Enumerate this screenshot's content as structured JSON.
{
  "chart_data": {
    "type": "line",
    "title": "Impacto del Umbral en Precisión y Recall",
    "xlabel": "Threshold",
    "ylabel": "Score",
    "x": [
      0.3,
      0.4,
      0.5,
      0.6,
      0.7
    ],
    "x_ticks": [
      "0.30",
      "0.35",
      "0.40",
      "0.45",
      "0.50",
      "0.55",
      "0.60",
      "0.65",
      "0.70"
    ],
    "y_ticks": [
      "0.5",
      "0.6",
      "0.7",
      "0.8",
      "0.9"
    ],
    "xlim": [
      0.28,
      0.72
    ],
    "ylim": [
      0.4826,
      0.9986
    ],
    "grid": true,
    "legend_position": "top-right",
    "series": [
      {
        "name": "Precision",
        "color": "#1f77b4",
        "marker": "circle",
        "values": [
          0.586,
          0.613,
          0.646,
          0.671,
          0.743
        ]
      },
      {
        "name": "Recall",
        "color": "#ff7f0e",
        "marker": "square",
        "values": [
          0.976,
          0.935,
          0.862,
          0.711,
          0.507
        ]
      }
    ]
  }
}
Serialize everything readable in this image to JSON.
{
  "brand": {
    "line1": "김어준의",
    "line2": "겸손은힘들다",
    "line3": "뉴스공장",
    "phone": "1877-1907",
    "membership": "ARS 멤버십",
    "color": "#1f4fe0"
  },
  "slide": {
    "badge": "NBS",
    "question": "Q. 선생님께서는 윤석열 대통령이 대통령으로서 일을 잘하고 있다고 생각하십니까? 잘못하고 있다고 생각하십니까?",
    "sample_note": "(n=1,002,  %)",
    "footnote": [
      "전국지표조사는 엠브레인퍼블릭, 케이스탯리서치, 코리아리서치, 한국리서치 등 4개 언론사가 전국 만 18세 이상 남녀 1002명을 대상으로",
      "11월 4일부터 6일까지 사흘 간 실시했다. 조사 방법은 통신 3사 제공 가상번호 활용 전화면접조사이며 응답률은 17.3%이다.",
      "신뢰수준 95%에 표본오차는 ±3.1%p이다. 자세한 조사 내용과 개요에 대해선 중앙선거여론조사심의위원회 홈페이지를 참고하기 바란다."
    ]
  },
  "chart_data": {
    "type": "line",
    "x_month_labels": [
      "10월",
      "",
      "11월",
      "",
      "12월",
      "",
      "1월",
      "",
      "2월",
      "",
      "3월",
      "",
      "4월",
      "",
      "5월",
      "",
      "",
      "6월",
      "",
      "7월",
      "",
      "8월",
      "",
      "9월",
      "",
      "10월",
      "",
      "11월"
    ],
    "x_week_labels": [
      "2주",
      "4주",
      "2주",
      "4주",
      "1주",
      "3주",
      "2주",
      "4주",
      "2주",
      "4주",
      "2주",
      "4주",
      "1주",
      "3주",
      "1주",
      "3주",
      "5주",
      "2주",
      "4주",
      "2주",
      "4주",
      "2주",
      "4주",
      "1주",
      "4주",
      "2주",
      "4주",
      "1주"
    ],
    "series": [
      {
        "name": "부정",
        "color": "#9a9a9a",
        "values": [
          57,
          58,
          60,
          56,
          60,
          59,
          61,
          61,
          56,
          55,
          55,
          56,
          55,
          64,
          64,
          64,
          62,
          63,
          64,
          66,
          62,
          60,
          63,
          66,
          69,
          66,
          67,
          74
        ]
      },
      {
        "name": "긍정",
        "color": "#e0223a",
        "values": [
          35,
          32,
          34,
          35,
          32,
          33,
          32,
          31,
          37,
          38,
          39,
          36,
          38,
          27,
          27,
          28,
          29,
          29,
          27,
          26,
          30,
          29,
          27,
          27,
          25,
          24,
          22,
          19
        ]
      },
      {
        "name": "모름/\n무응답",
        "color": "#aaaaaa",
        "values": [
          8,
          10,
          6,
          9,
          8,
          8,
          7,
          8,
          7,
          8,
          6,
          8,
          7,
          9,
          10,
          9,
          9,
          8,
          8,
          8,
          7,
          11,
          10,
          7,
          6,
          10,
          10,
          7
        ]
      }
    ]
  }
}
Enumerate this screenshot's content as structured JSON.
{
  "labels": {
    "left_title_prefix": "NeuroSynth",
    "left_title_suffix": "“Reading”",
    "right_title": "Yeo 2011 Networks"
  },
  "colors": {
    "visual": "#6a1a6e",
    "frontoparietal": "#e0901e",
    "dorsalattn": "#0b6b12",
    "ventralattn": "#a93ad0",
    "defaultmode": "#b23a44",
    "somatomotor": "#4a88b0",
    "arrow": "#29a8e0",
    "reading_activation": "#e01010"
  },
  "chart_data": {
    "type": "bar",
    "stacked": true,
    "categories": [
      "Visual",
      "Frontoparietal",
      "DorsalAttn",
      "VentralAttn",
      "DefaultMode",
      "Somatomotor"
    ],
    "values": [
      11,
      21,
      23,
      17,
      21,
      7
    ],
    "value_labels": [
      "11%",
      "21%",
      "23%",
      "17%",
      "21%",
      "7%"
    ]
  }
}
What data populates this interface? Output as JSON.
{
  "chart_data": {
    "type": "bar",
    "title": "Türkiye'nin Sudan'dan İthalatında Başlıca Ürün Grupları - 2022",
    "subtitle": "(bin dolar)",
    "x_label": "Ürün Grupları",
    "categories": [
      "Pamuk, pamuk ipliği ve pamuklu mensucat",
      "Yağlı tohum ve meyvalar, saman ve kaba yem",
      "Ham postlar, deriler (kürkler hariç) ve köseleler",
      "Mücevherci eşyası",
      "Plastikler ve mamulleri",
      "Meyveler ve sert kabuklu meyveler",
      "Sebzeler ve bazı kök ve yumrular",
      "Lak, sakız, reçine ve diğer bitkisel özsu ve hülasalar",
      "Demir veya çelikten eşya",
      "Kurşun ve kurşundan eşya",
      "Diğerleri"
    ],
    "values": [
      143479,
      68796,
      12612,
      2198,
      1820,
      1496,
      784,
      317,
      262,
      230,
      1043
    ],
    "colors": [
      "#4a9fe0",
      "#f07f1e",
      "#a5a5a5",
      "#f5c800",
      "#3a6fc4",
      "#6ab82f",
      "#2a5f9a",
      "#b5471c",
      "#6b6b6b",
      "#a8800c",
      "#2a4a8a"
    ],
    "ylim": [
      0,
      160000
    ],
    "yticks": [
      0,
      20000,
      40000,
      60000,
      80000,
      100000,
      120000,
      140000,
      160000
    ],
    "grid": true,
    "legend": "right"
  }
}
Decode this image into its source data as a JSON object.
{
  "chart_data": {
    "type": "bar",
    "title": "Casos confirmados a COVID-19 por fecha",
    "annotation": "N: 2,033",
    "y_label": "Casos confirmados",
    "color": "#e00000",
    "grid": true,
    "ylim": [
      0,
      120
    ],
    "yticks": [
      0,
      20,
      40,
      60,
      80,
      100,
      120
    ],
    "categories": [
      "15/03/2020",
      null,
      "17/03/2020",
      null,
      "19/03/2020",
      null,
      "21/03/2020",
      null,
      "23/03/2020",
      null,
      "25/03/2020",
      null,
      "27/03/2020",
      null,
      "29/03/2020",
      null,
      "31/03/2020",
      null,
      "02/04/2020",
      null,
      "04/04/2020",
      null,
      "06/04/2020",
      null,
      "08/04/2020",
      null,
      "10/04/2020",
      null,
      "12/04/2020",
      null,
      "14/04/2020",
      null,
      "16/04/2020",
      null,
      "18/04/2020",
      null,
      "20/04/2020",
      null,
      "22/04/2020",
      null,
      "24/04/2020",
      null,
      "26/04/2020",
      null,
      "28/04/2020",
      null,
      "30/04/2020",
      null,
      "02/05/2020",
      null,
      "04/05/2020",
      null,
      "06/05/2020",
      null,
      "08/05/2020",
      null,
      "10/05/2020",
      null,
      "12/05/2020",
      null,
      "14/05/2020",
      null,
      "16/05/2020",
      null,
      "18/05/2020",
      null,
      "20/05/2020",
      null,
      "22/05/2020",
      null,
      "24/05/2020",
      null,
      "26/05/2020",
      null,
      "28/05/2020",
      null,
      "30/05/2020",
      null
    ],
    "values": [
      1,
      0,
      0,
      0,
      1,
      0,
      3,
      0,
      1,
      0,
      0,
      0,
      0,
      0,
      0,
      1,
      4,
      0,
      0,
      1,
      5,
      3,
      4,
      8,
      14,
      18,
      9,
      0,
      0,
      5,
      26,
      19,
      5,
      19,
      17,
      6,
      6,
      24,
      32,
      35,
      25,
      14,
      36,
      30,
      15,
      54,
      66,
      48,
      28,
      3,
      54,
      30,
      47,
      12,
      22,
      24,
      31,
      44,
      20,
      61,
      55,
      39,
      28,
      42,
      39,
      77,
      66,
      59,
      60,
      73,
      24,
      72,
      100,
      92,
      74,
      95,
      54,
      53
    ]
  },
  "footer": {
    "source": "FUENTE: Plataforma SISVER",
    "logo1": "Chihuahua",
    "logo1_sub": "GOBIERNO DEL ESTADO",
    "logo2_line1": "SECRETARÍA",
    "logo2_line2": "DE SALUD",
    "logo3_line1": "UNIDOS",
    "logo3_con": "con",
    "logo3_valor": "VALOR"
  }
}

..........

EXERCISE OBJECTIVE: Working from the listing above, pick out every line that has "Ürün" and copy it.

FULL RESPONSE:
    "title": "Türkiye'nin Sudan'dan İthalatında Başlıca Ürün Grupları - 2022",
    "x_label": "Ürün Grupları",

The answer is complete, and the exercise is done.